--- begin Records provided ---

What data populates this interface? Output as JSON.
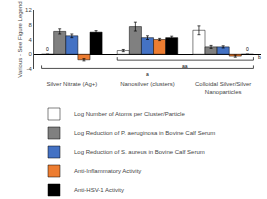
{
  "chart_data": {
    "type": "bar",
    "categories": [
      "Silver Nitrate (Ag+)",
      "Nanosilver (clusters)",
      "Colloidal Silver/Silver\nNanoparticles"
    ],
    "series": [
      {
        "name": "Log Number of Atoms per Cluster/Particle",
        "color": "#ffffff",
        "values": [
          0.0,
          1.0,
          6.5
        ],
        "errors": [
          0.0,
          0.3,
          1.2
        ]
      },
      {
        "name": "Log Reduction of P. aeruginosa in Bovine Calf Serum",
        "color": "#808080",
        "values": [
          6.2,
          7.5,
          2.0
        ],
        "errors": [
          0.7,
          1.2,
          0.4
        ]
      },
      {
        "name": "Log Reduction of S. aureus in Bovine Calf Serum",
        "color": "#4472c4",
        "values": [
          5.0,
          4.5,
          2.0
        ],
        "errors": [
          0.5,
          0.5,
          0.3
        ]
      },
      {
        "name": "Anti-Inflammatory Activity",
        "color": "#ed7d31",
        "values": [
          -1.5,
          4.0,
          -0.5
        ],
        "errors": [
          0.3,
          0.3,
          0.3
        ]
      },
      {
        "name": "Anti-HSV-1 Activity",
        "color": "#000000",
        "values": [
          6.0,
          4.5,
          0.0
        ],
        "errors": [
          0.4,
          0.4,
          0.0
        ]
      }
    ],
    "annotations": [
      {
        "text": "0",
        "category": "Silver Nitrate (Ag+)",
        "series": "Log Number of Atoms per Cluster/Particle"
      },
      {
        "text": "0",
        "category": "Colloidal Silver/Silver\nNanoparticles",
        "series": "Anti-HSV-1 Activity"
      },
      {
        "text": "b",
        "category": "Colloidal Silver/Silver\nNanoparticles",
        "series": "Anti-Inflammatory Activity"
      },
      {
        "text": "a",
        "categories": [
          "Silver Nitrate (Ag+)",
          "Nanosilver (clusters)",
          "Colloidal Silver/Silver\nNanoparticles"
        ]
      },
      {
        "text": "aa",
        "categories": [
          "Nanosilver (clusters)",
          "Colloidal Silver/Silver\nNanoparticles"
        ]
      }
    ],
    "ylabel": "Various - See Figure Legend",
    "ylim": [
      -4,
      12
    ],
    "yticks": [
      -4,
      0,
      4,
      8,
      12
    ],
    "grid": false,
    "legend": "bottom"
  }
}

--- end Records provided ---

- [Stated exercise]: Using the listing above, return all lines where the word "Reduction" occurs.

- [Result]:
        "name": "Log Reduction of P. aeruginosa in Bovine Calf Serum",
        "name": "Log Reduction of S. aureus in Bovine Calf Serum",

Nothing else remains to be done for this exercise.